Recorded data

——

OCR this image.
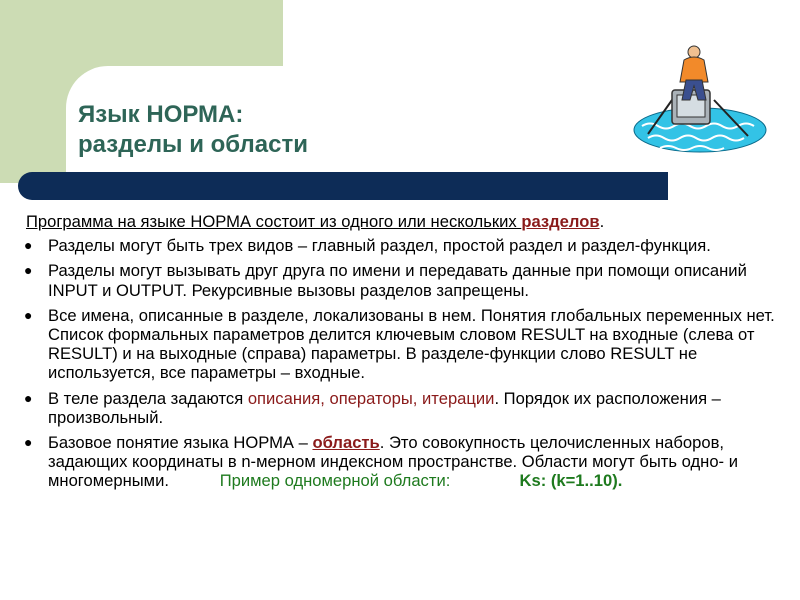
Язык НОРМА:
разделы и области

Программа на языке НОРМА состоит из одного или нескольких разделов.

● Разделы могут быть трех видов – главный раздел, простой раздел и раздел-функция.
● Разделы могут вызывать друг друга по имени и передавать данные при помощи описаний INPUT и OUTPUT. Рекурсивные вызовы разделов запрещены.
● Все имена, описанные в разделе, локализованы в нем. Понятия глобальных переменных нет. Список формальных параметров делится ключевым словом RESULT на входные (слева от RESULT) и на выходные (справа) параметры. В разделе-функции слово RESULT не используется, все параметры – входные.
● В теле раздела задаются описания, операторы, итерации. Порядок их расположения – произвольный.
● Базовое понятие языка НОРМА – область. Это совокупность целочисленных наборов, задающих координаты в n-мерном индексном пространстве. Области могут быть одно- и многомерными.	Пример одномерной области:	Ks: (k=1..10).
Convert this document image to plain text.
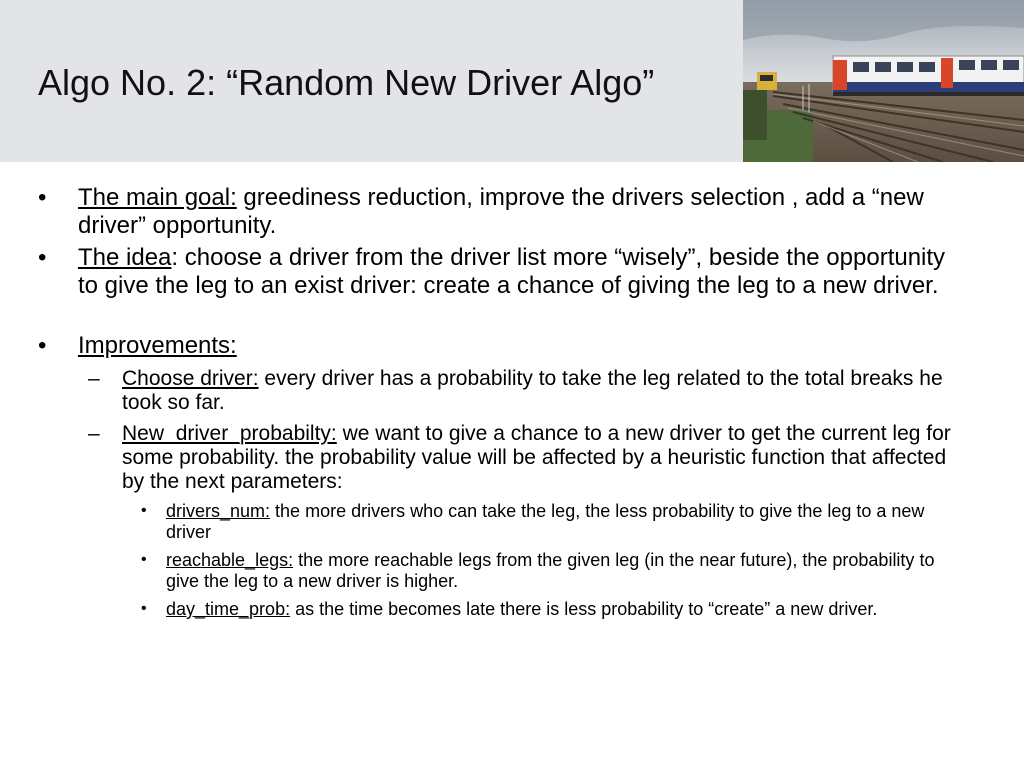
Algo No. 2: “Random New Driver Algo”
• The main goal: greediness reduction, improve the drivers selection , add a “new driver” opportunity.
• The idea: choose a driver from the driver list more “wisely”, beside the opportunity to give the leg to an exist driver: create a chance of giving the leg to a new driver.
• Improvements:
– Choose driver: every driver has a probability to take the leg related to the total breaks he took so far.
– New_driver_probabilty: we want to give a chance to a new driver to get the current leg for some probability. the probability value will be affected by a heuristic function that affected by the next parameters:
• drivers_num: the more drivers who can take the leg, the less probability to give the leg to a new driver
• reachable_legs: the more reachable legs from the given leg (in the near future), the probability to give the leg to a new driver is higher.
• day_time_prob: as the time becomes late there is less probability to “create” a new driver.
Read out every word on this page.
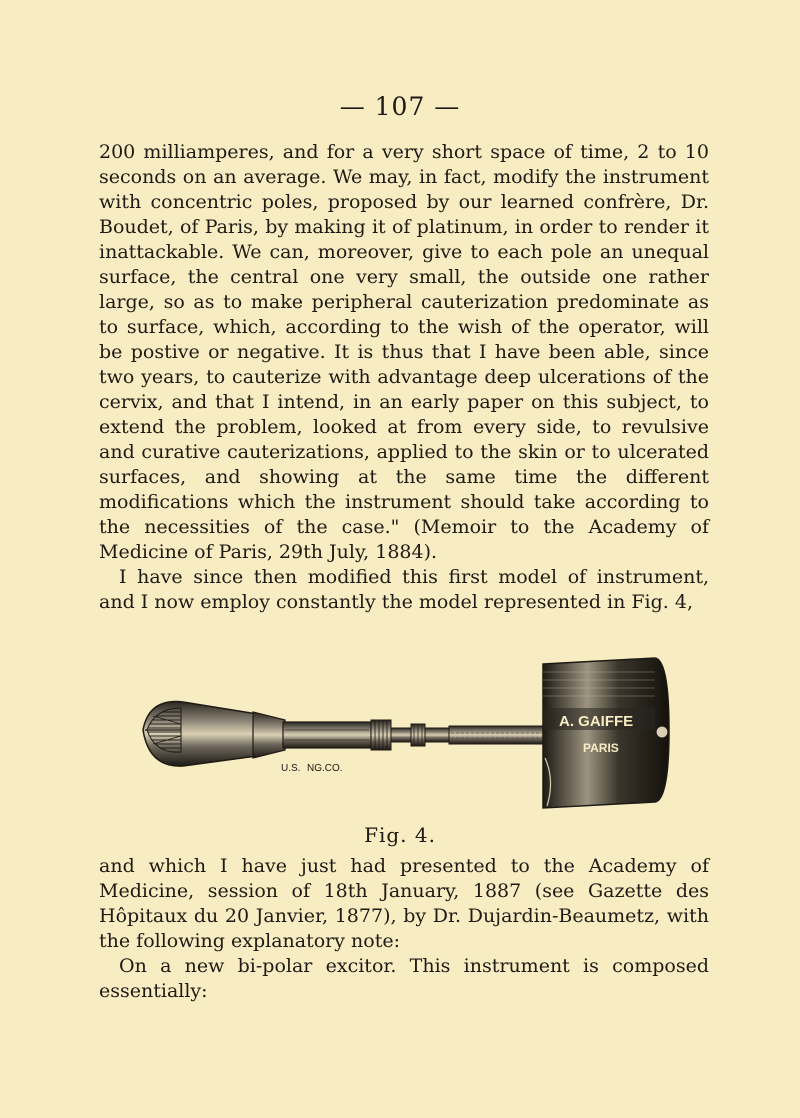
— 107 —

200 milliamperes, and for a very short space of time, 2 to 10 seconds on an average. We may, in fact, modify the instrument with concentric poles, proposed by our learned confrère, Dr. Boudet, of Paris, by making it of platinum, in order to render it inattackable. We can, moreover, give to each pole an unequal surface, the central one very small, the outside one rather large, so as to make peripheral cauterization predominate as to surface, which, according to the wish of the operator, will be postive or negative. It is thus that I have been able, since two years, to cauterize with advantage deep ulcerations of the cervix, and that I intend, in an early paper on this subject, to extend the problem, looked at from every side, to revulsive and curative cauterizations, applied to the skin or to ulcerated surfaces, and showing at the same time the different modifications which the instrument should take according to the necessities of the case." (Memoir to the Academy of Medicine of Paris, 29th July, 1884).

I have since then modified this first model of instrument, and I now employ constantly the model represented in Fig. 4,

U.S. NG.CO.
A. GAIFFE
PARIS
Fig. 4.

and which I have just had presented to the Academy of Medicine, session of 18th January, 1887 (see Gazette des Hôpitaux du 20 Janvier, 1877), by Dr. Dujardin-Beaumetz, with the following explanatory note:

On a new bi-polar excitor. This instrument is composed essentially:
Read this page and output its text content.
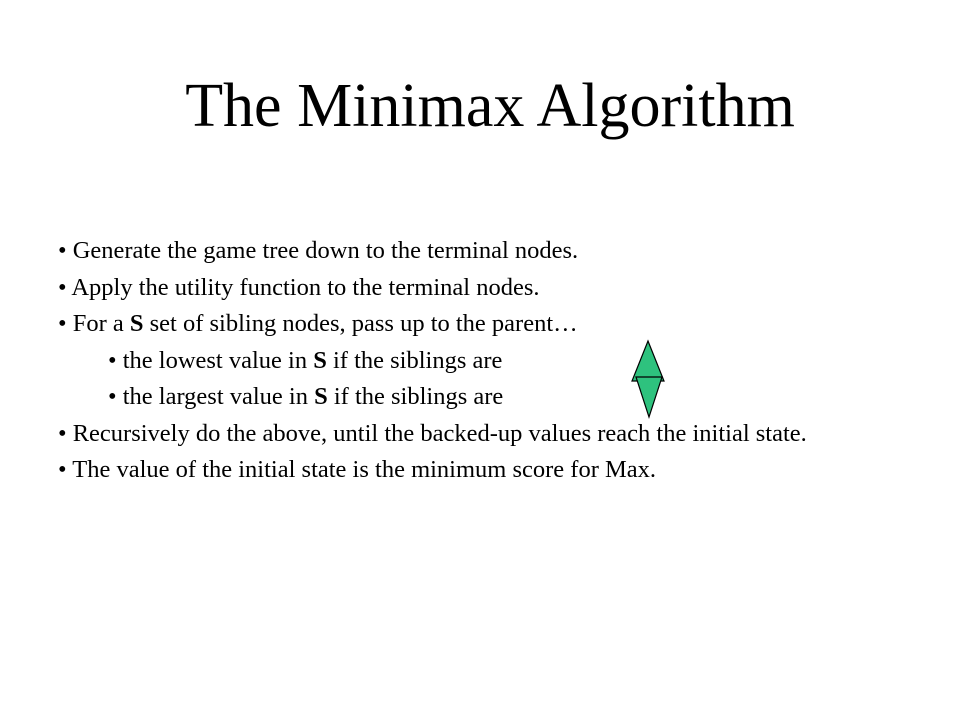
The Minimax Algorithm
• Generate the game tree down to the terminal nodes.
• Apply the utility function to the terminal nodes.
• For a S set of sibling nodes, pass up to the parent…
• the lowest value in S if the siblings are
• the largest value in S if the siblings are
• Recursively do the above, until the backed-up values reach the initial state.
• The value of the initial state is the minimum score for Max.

——

> _What the task requires_
Reproduce each line from the records that contains the word "siblings".

> _Task response_
• the lowest value in S if the siblings are
• the largest value in S if the siblings are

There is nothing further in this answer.